» JOB
Extract each line of the records below that contains the word "Mayo".

» STORED ROWS
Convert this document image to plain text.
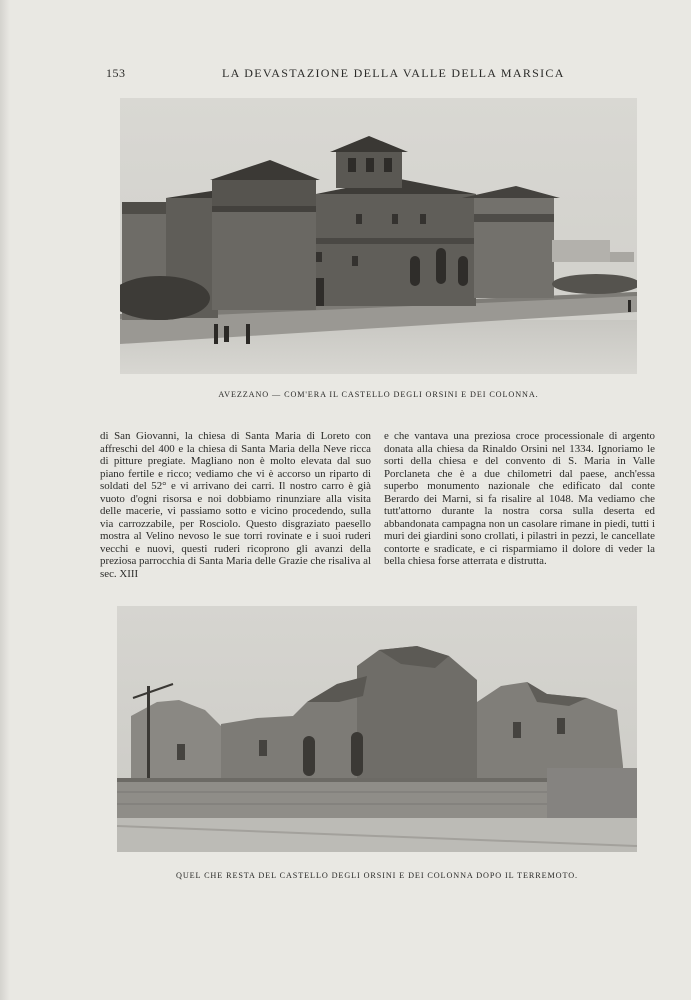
153	LA DEVASTAZIONE DELLA VALLE DELLA MARSICA
AVEZZANO — COM'ERA IL CASTELLO DEGLI ORSINI E DEI COLONNA.
di San Giovanni, la chiesa di Santa Maria di Loreto con affreschi del 400 e la chiesa di Santa Maria della Neve ricca di pitture pregiate. Magliano non è molto elevata dal suo piano fertile e ricco; vediamo che vi è accorso un riparto di soldati del 52° e vi arrivano dei carri. Il nostro carro è già vuoto d'ogni risorsa e noi dobbiamo rinunziare alla visita delle macerie, vi passiamo sotto e vicino procedendo, sulla via carrozzabile, per Rosciolo. Questo disgraziato paesello mostra al Velino nevoso le sue torri rovinate e i suoi ruderi vecchi e nuovi, questi ruderi ricoprono gli avanzi della preziosa parrocchia di Santa Maria delle Grazie che risaliva al sec. XIII
e che vantava una preziosa croce processionale di argento donata alla chiesa da Rinaldo Orsini nel 1334. Ignoriamo le sorti della chiesa e del convento di S. Maria in Valle Porclaneta che è a due chilometri dal paese, anch'essa superbo monumento nazionale che edificato dal conte Berardo dei Marni, si fa risalire al 1048. Ma vediamo che tutt'attorno durante la nostra corsa sulla deserta ed abbandonata campagna non un casolare rimane in piedi, tutti i muri dei giardini sono crollati, i pilastri in pezzi, le cancellate contorte e sradicate, e ci risparmiamo il dolore di veder la bella chiesa forse atterrata e distrutta.
QUEL CHE RESTA DEL CASTELLO DEGLI ORSINI E DEI COLONNA DOPO IL TERREMOTO.
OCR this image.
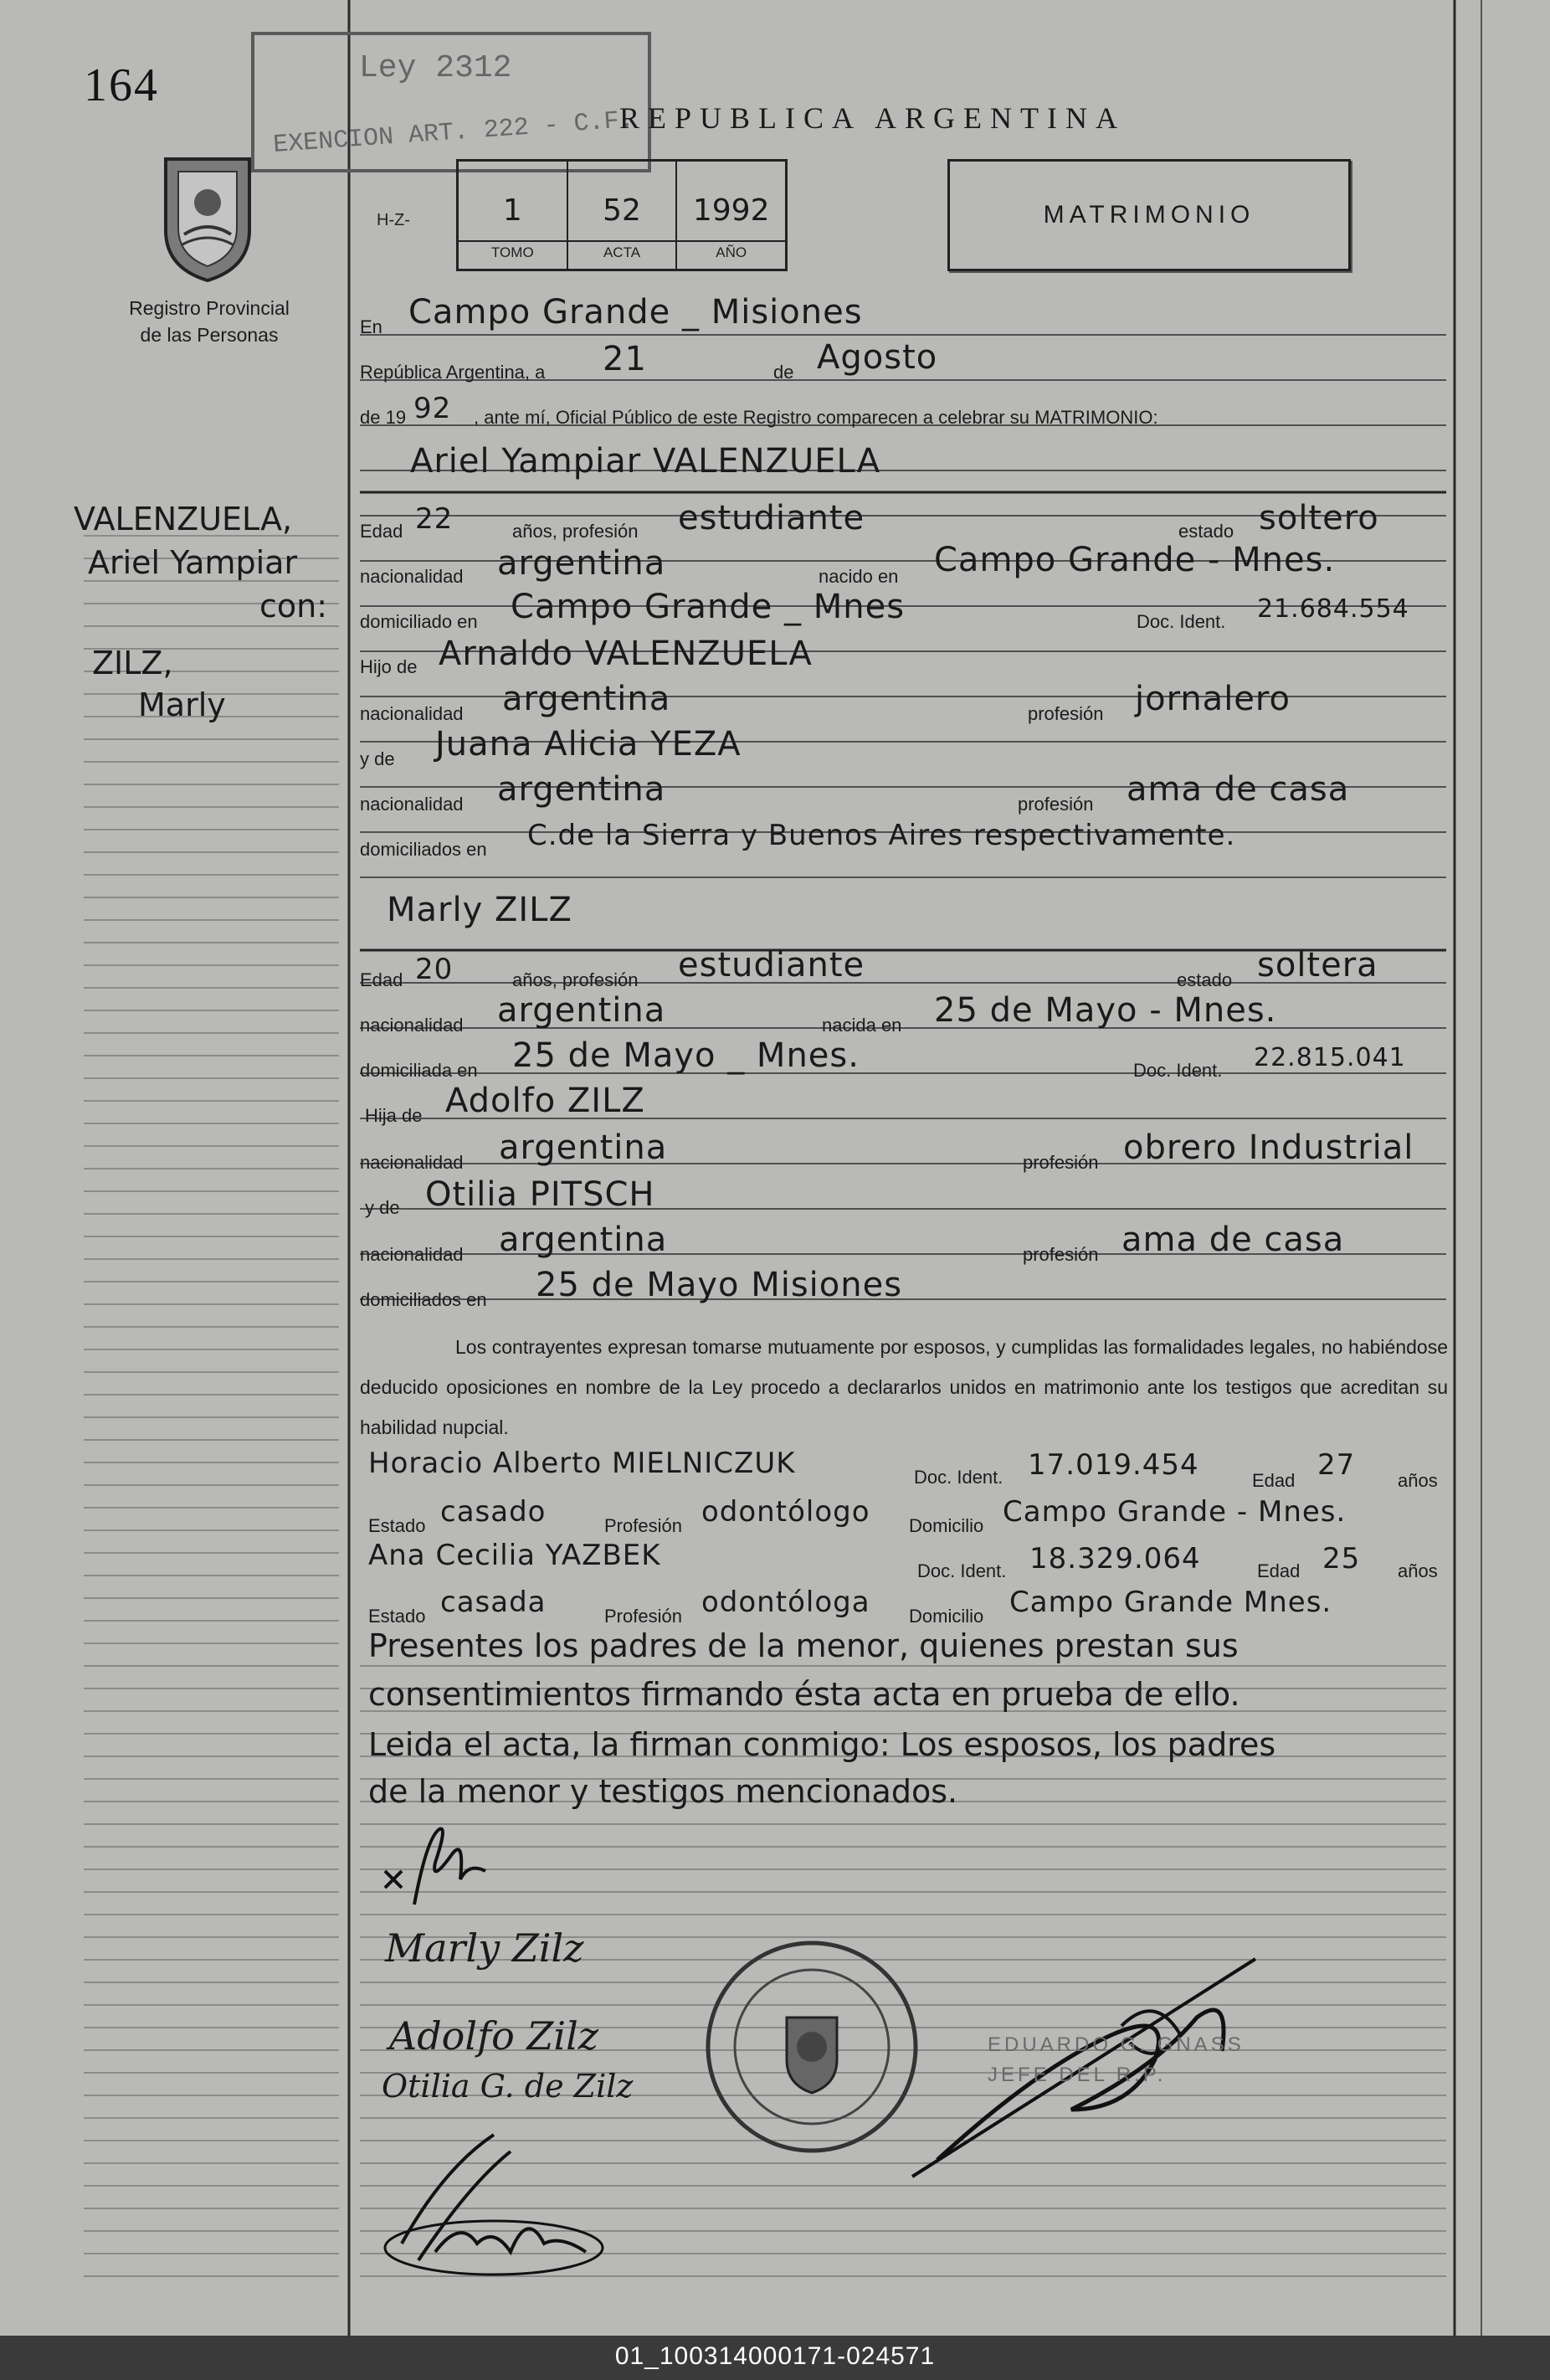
164	Ley 2312
EXENCION ART. 222 - C.F.
REPUBLICA ARGENTINA
Registro Provincial
de las Personas
H-Z-	1
TOMO
52
ACTA
1992
AÑO
MATRIMONIO
VALENZUELA,
Ariel Yampiar
con:
ZILZ,
Marly
En Campo Grande _ Misiones
República Argentina, a 21	de Agosto
de 19 92 , ante mí, Oficial Público de este Registro comparecen a celebrar su MATRIMONIO:
Ariel Yampiar VALENZUELA
Edad 22	años, profesión estudiante	estado soltero
nacionalidad argentina	nacido en Campo Grande - Mnes.
domiciliado en Campo Grande _ Mnes	Doc. Ident. 21.684.554
Hijo de Arnaldo VALENZUELA
nacionalidad argentina	profesión jornalero
y de Juana Alicia YEZA
nacionalidad argentina	profesión ama de casa
domiciliados en C.de la Sierra y Buenos Aires respectivamente.
Marly ZILZ
Edad 20	años, profesión estudiante	estado soltera
nacionalidad argentina	nacida en 25 de Mayo - Mnes.
domiciliada en 25 de Mayo _ Mnes.	Doc. Ident. 22.815.041
Hija de Adolfo ZILZ
nacionalidad argentina	profesión obrero Industrial
y de Otilia PITSCH
nacionalidad argentina	profesión ama de casa
domiciliados en 25 de Mayo Misiones
Los contrayentes expresan tomarse mutuamente por esposos, y cumplidas las formalidades legales, no habiéndose deducido oposiciones en nombre de la Ley procedo a declararlos unidos en matrimonio ante los testigos que acreditan su habilidad nupcial.
Horacio Alberto MIELNICZUK	Doc. Ident. 17.019.454	Edad 27 años
Estado casado	Profesión odontólogo Domicilio Campo Grande - Mnes.
Ana Cecilia YAZBEK	Doc. Ident. 18.329.064	Edad 25 años
Estado casada	Profesión odontóloga Domicilio Campo Grande Mnes.
Presentes los padres de la menor, quienes prestan sus
consentimientos firmando ésta acta en prueba de ello.
Leida el acta, la firman conmigo: Los esposos, los padres
de la menor y testigos mencionados.
Marly Zilz
Adolfo Zilz
Otilia G. de Zilz
EDUARDO G. GNASS
JEFE DEL R.P.
01_100314000171-024571
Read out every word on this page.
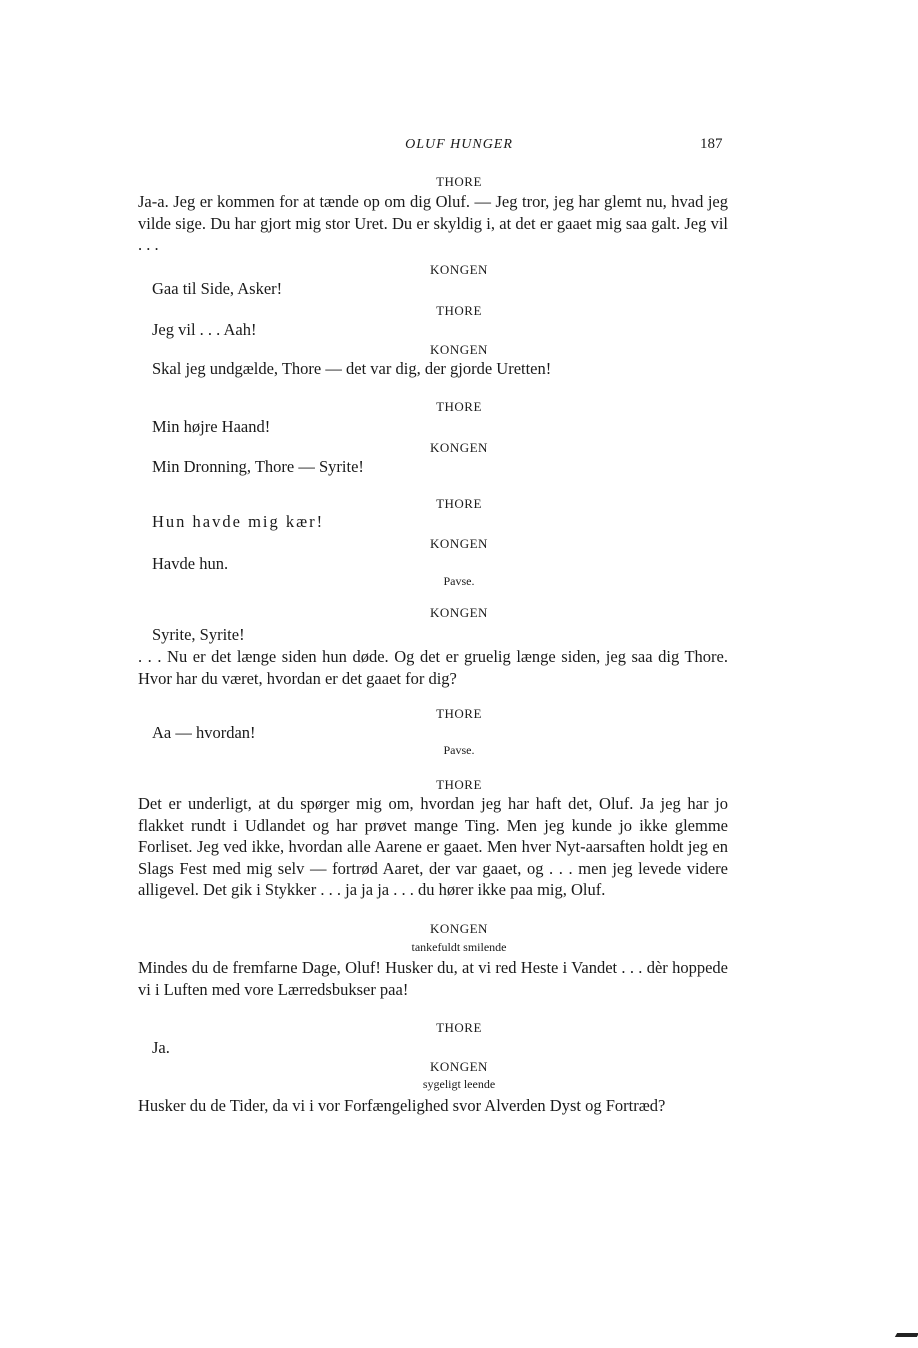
OLUF HUNGER	187
THORE
Ja-a. Jeg er kommen for at tænde op om dig Oluf. — Jeg tror, jeg har glemt nu, hvad jeg vilde sige. Du har gjort mig stor Uret. Du er skyldig i, at det er gaaet mig saa galt. Jeg vil . . .
KONGEN
Gaa til Side, Asker!
THORE
Jeg vil . . . Aah!
KONGEN
Skal jeg undgælde, Thore — det var dig, der gjorde Uretten!
THORE
Min højre Haand!
KONGEN
Min Dronning, Thore — Syrite!
THORE
Hun havde mig kær!
KONGEN
Havde hun.
Pavse.
KONGEN
Syrite, Syrite!
. . . Nu er det længe siden hun døde. Og det er gruelig længe siden, jeg saa dig Thore. Hvor har du været, hvordan er det gaaet for dig?
THORE
Aa — hvordan!
Pavse.
THORE
Det er underligt, at du spørger mig om, hvordan jeg har haft det, Oluf. Ja jeg har jo flakket rundt i Udlandet og har prøvet mange Ting. Men jeg kunde jo ikke glemme Forliset. Jeg ved ikke, hvordan alle Aarene er gaaet. Men hver Nyt-aarsaften holdt jeg en Slags Fest med mig selv — fortrød Aaret, der var gaaet, og . . . men jeg levede videre alligevel. Det gik i Stykker . . . ja ja ja . . . du hører ikke paa mig, Oluf.
KONGEN
tankefuldt smilende
Mindes du de fremfarne Dage, Oluf! Husker du, at vi red Heste i Vandet . . . dèr hoppede vi i Luften med vore Lærredsbukser paa!
THORE
Ja.
KONGEN
sygeligt leende
Husker du de Tider, da vi i vor Forfængelighed svor Alverden Dyst og Fortræd?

» RESULT OF THIS TASK
nacionalidad argentina	nacida en 25 de Mayo - Mnes.
domiciliada en 25 de Mayo _ Mnes.	Doc. Ident. 22.815.041
domiciliados en 25 de Mayo Misiones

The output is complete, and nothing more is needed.